(Recorded data)
· · · ·

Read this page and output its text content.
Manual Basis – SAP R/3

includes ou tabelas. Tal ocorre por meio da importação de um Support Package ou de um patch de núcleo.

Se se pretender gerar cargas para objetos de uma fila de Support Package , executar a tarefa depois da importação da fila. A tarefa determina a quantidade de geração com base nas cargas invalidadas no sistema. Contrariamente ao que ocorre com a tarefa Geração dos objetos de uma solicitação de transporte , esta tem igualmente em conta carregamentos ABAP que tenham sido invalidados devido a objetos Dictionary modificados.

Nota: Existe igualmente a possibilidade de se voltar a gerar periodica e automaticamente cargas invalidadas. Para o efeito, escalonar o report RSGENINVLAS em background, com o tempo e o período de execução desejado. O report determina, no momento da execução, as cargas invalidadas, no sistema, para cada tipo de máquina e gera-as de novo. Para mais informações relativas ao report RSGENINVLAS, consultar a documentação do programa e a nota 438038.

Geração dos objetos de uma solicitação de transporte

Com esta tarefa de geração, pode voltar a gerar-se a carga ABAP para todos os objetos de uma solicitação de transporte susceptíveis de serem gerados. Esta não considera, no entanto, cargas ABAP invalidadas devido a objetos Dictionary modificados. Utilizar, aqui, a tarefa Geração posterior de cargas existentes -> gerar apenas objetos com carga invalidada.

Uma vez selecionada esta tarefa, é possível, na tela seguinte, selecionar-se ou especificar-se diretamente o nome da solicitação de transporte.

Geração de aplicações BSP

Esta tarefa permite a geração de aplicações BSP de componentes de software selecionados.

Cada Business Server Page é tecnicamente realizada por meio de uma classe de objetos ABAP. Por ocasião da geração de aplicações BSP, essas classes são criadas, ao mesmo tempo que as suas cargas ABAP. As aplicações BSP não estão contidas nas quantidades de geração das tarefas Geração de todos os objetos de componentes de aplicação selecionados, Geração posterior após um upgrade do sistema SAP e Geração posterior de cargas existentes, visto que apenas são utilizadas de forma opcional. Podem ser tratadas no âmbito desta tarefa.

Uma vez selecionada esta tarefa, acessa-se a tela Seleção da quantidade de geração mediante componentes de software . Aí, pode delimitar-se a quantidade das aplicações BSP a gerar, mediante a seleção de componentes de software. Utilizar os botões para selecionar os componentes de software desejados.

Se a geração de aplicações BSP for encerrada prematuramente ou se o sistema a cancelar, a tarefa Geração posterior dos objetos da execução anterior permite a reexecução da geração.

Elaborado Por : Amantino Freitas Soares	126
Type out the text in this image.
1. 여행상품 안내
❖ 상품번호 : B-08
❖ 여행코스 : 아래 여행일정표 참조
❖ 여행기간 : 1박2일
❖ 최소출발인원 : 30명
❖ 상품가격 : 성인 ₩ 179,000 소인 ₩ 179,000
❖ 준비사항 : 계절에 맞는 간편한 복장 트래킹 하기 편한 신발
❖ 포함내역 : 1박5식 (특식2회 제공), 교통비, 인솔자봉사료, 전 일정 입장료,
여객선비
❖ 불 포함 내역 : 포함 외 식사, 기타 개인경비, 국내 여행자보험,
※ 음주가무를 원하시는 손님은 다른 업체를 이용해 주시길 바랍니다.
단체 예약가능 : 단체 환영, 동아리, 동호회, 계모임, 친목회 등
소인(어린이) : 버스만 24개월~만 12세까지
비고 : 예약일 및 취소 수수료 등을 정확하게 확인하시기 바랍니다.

· · · ·

Extract the full listing above without altering anything.

Read this page and output its text content.
Manual Basis – SAP R/3

includes ou tabelas. Tal ocorre por meio da importação de um Support Package ou de um patch de núcleo.

Se se pretender gerar cargas para objetos de uma fila de Support Package , executar a tarefa depois da importação da fila. A tarefa determina a quantidade de geração com base nas cargas invalidadas no sistema. Contrariamente ao que ocorre com a tarefa Geração dos objetos de uma solicitação de transporte , esta tem igualmente em conta carregamentos ABAP que tenham sido invalidados devido a objetos Dictionary modificados.

Nota: Existe igualmente a possibilidade de se voltar a gerar periodica e automaticamente cargas invalidadas. Para o efeito, escalonar o report RSGENINVLAS em background, com o tempo e o período de execução desejado. O report determina, no momento da execução, as cargas invalidadas, no sistema, para cada tipo de máquina e gera-as de novo. Para mais informações relativas ao report RSGENINVLAS, consultar a documentação do programa e a nota 438038.

Geração dos objetos de uma solicitação de transporte

Com esta tarefa de geração, pode voltar a gerar-se a carga ABAP para todos os objetos de uma solicitação de transporte susceptíveis de serem gerados. Esta não considera, no entanto, cargas ABAP invalidadas devido a objetos Dictionary modificados. Utilizar, aqui, a tarefa Geração posterior de cargas existentes -> gerar apenas objetos com carga invalidada.

Uma vez selecionada esta tarefa, é possível, na tela seguinte, selecionar-se ou especificar-se diretamente o nome da solicitação de transporte.

Geração de aplicações BSP

Esta tarefa permite a geração de aplicações BSP de componentes de software selecionados.

Cada Business Server Page é tecnicamente realizada por meio de uma classe de objetos ABAP. Por ocasião da geração de aplicações BSP, essas classes são criadas, ao mesmo tempo que as suas cargas ABAP. As aplicações BSP não estão contidas nas quantidades de geração das tarefas Geração de todos os objetos de componentes de aplicação selecionados, Geração posterior após um upgrade do sistema SAP e Geração posterior de cargas existentes, visto que apenas são utilizadas de forma opcional. Podem ser tratadas no âmbito desta tarefa.

Uma vez selecionada esta tarefa, acessa-se a tela Seleção da quantidade de geração mediante componentes de software . Aí, pode delimitar-se a quantidade das aplicações BSP a gerar, mediante a seleção de componentes de software. Utilizar os botões para selecionar os componentes de software desejados.

Se a geração de aplicações BSP for encerrada prematuramente ou se o sistema a cancelar, a tarefa Geração posterior dos objetos da execução anterior permite a reexecução da geração.

Elaborado Por : Amantino Freitas Soares	126
Type out the text in this image.
1. 여행상품 안내
❖ 상품번호 : B-08
❖ 여행코스 : 아래 여행일정표 참조
❖ 여행기간 : 1박2일
❖ 최소출발인원 : 30명
❖ 상품가격 : 성인 ₩ 179,000 소인 ₩ 179,000
❖ 준비사항 : 계절에 맞는 간편한 복장 트래킹 하기 편한 신발
❖ 포함내역 : 1박5식 (특식2회 제공), 교통비, 인솔자봉사료, 전 일정 입장료,
여객선비
❖ 불 포함 내역 : 포함 외 식사, 기타 개인경비, 국내 여행자보험,
※ 음주가무를 원하시는 손님은 다른 업체를 이용해 주시길 바랍니다.
단체 예약가능 : 단체 환영, 동아리, 동호회, 계모임, 친목회 등
소인(어린이) : 버스만 24개월~만 12세까지
비고 : 예약일 및 취소 수수료 등을 정확하게 확인하시기 바랍니다.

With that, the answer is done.